▶ [Entries provided]:
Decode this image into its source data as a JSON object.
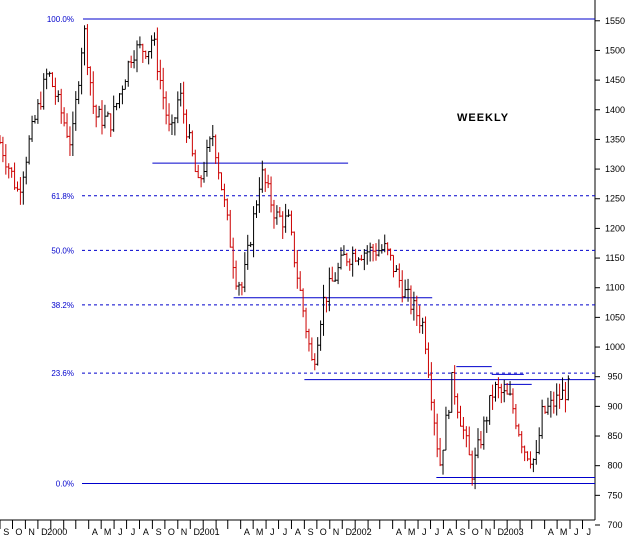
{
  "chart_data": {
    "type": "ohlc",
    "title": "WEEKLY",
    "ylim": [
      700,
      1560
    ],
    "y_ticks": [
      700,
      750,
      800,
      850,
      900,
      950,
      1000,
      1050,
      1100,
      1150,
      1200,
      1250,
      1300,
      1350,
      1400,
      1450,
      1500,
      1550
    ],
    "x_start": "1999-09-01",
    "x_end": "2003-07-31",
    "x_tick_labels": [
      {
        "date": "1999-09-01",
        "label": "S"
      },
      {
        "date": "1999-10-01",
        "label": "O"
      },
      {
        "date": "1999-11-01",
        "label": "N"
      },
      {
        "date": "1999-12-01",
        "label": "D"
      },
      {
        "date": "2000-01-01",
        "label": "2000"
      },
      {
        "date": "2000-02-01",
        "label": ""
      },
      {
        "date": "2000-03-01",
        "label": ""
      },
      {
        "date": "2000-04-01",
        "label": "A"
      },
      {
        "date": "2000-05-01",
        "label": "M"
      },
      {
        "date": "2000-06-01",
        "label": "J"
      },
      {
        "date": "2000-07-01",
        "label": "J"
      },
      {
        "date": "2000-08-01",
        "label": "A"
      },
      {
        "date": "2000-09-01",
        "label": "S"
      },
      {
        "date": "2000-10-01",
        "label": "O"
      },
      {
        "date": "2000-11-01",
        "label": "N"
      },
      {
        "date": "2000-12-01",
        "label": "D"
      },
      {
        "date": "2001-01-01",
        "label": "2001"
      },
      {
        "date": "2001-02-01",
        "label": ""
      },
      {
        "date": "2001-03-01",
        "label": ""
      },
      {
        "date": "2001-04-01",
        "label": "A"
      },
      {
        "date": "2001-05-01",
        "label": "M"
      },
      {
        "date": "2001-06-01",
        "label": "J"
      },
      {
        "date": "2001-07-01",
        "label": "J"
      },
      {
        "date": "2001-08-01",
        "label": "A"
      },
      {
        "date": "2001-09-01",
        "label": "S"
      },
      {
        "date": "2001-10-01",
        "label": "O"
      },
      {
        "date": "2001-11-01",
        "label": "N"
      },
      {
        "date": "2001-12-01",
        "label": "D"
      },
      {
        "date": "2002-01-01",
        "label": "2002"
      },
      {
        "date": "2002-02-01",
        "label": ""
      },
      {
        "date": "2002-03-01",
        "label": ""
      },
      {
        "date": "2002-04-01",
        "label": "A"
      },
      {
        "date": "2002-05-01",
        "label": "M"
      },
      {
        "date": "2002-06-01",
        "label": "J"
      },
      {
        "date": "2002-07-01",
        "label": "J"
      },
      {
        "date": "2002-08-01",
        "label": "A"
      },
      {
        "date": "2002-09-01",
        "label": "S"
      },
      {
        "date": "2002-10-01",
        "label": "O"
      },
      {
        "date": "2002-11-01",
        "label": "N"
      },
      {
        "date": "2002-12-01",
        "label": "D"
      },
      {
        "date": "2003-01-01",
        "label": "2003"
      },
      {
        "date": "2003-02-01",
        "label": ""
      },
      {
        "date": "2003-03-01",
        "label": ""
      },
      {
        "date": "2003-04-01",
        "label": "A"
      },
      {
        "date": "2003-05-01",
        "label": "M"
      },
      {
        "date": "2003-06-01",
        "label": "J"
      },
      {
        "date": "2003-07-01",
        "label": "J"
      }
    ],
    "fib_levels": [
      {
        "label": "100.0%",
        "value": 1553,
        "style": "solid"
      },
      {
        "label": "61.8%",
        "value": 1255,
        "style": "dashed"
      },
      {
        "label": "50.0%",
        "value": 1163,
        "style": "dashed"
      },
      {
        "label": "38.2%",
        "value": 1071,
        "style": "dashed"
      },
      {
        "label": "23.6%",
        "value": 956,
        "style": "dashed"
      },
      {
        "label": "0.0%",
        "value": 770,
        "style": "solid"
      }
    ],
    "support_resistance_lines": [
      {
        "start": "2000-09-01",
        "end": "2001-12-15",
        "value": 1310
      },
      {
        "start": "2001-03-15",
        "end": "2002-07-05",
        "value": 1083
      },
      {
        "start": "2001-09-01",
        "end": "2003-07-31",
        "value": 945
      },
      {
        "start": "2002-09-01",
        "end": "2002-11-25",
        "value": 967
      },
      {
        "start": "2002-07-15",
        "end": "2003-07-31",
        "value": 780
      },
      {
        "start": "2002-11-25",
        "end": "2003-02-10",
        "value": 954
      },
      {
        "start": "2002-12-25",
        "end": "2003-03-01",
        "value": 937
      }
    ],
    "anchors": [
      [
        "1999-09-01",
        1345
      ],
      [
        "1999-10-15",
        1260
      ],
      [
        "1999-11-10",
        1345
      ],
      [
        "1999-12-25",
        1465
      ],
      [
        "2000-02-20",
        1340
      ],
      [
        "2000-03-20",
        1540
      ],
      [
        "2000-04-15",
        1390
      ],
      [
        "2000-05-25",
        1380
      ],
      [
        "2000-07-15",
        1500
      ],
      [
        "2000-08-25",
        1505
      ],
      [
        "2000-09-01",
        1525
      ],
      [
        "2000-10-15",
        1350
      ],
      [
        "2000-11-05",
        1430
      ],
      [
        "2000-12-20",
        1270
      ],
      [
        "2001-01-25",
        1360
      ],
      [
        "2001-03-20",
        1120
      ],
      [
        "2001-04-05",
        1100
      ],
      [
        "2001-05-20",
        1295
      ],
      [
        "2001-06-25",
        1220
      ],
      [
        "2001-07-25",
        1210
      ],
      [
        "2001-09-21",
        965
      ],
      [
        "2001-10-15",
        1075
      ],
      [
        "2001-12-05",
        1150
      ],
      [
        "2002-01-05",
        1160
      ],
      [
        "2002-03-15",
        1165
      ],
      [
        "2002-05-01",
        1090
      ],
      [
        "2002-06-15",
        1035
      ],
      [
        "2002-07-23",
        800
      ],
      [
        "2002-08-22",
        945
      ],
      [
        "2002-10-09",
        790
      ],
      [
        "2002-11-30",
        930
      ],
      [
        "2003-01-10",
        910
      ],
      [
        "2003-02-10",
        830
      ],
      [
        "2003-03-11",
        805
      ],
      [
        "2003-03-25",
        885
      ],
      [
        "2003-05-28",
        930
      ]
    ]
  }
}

--

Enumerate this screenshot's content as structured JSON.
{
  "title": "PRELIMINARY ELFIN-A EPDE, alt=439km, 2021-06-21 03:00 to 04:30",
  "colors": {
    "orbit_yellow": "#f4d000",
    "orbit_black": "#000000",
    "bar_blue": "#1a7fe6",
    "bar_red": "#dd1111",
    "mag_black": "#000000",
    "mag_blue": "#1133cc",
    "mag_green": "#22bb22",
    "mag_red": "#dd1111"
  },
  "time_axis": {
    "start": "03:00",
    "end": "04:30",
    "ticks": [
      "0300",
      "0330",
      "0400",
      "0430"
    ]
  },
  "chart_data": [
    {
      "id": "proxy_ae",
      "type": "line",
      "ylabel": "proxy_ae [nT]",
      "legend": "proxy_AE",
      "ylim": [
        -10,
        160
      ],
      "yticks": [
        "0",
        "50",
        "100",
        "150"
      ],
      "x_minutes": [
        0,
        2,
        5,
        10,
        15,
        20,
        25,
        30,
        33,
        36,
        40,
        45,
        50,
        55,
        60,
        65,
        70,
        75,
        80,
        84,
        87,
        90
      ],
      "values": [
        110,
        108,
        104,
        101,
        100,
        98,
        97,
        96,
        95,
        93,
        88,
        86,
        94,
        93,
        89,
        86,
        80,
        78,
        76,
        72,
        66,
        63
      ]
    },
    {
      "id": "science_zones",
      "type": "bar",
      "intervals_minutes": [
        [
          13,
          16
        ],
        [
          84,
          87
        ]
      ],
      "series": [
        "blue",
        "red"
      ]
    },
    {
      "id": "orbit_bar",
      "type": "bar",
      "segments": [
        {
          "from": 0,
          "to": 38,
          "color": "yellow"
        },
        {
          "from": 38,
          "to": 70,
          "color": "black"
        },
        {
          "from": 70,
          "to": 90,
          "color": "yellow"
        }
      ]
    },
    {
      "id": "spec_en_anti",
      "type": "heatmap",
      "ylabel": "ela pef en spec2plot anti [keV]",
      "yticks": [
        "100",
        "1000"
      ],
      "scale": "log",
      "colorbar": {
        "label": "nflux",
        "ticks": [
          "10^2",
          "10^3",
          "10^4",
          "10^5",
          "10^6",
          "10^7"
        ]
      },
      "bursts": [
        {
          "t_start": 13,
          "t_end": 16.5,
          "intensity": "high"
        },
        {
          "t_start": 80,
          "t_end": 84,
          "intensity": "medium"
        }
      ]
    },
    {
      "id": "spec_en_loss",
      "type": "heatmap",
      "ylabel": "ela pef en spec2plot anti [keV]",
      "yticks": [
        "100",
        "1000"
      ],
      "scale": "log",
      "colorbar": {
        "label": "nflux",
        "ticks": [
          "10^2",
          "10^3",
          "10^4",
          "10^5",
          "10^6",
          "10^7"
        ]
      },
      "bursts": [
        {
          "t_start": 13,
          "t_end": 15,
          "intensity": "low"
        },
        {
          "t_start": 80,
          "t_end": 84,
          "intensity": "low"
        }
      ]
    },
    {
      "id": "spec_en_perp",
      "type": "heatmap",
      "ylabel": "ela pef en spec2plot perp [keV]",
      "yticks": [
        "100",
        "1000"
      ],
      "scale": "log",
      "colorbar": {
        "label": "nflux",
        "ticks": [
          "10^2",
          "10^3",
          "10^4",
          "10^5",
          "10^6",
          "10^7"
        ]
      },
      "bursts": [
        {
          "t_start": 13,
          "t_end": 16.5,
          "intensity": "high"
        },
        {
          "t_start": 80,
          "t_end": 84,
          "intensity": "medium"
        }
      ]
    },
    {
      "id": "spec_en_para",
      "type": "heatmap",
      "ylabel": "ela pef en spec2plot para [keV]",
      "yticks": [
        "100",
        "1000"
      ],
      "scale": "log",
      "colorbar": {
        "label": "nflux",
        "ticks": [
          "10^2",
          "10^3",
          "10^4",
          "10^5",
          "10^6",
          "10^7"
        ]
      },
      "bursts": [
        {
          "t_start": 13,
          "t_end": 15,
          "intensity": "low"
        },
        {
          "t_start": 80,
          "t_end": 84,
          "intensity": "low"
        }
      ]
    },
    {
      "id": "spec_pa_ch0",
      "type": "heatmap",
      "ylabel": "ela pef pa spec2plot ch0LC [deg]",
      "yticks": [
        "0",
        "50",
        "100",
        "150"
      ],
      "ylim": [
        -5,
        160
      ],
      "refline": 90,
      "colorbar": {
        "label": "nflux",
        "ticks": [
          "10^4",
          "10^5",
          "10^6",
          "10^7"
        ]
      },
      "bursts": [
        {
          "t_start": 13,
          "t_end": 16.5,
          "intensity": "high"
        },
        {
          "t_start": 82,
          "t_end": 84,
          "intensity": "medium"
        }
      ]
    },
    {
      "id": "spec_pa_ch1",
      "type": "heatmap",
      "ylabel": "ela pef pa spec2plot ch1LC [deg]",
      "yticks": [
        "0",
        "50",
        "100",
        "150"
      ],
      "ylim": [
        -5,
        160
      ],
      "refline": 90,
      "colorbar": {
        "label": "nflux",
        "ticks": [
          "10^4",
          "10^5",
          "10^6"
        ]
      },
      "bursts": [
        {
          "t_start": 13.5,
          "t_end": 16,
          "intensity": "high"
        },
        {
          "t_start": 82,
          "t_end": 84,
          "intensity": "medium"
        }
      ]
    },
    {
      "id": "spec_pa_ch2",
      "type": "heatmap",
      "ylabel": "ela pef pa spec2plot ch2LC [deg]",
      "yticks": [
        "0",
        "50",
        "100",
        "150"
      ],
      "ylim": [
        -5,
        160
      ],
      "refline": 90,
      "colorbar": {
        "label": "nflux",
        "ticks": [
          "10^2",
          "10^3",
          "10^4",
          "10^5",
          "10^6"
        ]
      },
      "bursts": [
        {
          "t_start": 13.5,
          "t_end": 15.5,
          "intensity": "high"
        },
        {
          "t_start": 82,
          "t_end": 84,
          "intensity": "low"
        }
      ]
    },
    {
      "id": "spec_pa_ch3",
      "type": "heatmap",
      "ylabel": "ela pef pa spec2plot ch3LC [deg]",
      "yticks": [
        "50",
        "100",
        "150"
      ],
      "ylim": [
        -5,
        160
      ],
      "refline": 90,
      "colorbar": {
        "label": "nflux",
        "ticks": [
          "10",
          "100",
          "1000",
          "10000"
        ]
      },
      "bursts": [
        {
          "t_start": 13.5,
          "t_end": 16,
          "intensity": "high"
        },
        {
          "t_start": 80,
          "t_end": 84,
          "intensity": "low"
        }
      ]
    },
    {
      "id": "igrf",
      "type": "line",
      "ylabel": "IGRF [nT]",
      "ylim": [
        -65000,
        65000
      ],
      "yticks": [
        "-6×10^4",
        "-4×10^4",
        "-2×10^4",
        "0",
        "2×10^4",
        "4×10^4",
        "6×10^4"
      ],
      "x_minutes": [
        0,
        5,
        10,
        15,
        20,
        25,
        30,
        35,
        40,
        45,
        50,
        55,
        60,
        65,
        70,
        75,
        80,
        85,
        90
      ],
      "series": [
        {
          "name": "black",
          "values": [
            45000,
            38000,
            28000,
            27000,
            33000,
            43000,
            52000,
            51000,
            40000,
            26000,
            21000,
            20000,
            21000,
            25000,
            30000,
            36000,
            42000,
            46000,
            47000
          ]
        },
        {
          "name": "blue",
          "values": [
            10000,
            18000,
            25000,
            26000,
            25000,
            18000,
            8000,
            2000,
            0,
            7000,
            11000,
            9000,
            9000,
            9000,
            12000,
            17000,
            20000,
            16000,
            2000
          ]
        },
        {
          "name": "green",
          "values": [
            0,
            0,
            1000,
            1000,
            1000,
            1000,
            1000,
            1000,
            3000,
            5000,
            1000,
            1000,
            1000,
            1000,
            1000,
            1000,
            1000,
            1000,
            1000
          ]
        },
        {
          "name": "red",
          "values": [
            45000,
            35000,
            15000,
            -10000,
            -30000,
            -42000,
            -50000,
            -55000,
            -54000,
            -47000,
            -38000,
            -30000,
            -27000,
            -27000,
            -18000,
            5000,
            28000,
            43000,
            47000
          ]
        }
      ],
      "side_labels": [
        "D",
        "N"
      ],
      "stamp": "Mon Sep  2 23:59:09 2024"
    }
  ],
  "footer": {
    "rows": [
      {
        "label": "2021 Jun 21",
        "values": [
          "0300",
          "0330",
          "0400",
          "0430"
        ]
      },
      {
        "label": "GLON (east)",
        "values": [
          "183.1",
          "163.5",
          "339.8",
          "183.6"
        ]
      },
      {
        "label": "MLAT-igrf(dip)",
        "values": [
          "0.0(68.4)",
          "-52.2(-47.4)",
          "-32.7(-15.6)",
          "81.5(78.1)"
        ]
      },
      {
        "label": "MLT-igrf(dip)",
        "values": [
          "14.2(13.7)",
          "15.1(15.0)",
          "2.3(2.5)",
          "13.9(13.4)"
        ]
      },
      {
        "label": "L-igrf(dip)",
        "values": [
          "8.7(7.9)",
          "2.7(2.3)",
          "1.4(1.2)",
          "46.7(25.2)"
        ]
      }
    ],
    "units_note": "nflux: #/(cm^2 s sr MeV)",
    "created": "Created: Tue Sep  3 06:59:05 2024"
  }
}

---

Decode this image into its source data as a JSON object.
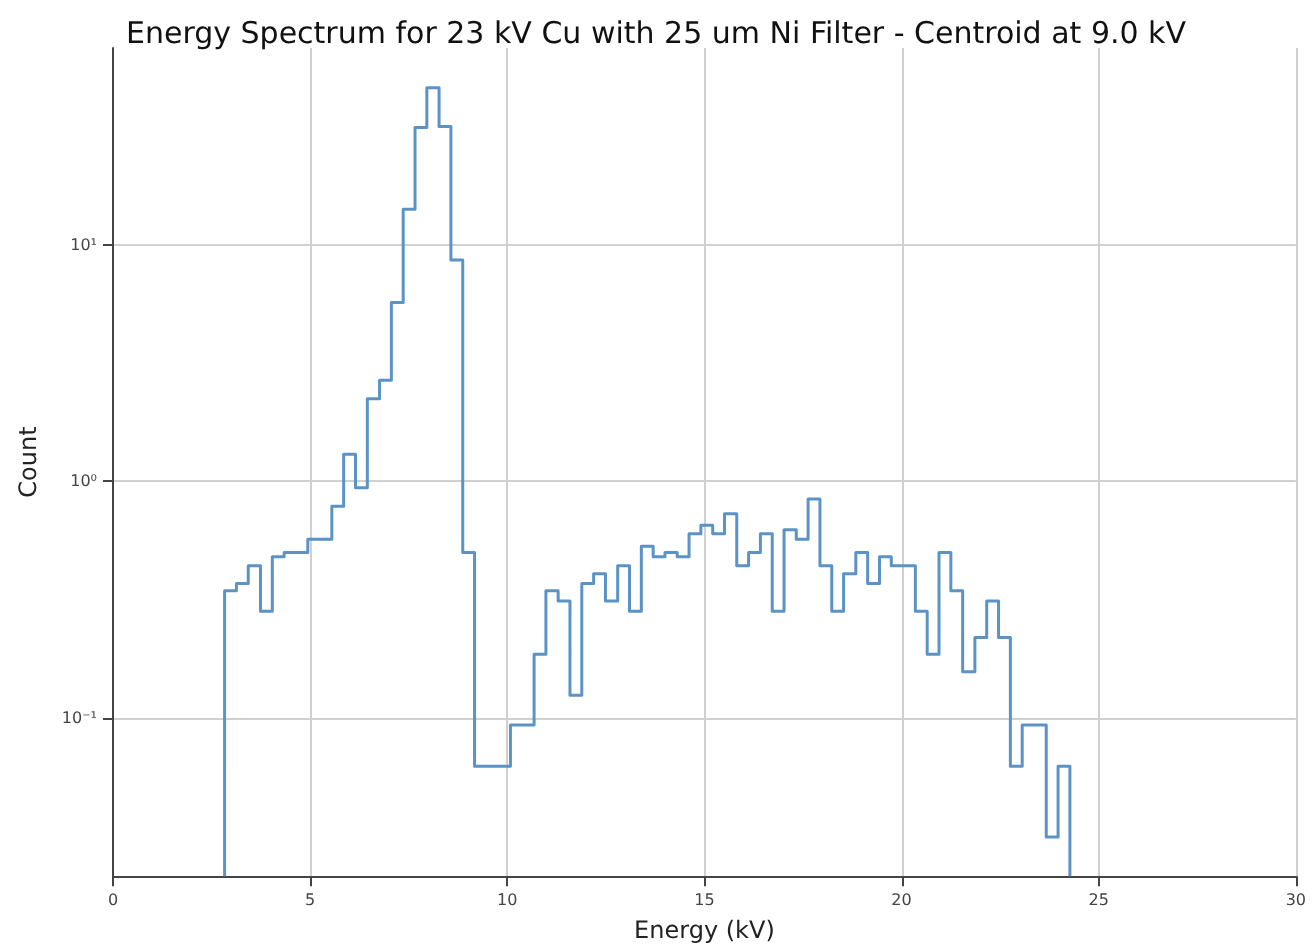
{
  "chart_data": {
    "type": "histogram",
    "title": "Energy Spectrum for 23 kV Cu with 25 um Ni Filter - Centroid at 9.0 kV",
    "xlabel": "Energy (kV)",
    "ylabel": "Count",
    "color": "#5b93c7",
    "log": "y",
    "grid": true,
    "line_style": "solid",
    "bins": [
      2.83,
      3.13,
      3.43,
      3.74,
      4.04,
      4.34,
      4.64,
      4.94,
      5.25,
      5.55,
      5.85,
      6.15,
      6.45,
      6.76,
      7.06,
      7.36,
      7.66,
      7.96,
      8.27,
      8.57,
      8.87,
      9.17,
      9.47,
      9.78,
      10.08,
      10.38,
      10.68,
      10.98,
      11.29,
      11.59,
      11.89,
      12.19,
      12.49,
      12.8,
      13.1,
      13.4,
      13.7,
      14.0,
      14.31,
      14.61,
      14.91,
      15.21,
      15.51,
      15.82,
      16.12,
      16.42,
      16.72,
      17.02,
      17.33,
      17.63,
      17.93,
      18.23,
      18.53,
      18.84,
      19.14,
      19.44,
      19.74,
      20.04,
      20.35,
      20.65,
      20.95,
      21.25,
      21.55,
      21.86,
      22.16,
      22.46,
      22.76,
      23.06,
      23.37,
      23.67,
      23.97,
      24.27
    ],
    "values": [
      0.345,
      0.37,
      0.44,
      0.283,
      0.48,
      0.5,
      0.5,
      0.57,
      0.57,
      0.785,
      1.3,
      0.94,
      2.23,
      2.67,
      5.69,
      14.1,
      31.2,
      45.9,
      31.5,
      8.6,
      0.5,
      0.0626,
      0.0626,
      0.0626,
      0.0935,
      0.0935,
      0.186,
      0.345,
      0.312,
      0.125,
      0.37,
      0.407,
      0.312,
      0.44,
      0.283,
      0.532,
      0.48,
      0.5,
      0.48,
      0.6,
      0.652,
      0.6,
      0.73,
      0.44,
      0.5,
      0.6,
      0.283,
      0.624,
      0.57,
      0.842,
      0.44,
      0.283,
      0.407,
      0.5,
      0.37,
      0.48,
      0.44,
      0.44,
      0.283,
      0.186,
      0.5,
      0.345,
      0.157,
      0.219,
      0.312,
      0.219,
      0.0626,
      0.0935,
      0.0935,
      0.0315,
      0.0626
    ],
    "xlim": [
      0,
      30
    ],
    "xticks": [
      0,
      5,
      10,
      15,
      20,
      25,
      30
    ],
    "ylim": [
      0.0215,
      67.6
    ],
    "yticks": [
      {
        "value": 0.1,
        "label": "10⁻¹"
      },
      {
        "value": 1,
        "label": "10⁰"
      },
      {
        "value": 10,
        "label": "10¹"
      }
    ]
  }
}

▶ [Aim]:
All lines above containing the string "title" are to be collected.

▶ [Completed exercise]:
    "title": "WEEKLY",
  "title": "PRELIMINARY ELFIN-A EPDE, alt=439km, 2021-06-21 03:00 to 04:30",
    "title": "Energy Spectrum for 23 kV Cu with 25 um Ni Filter - Centroid at 9.0 kV",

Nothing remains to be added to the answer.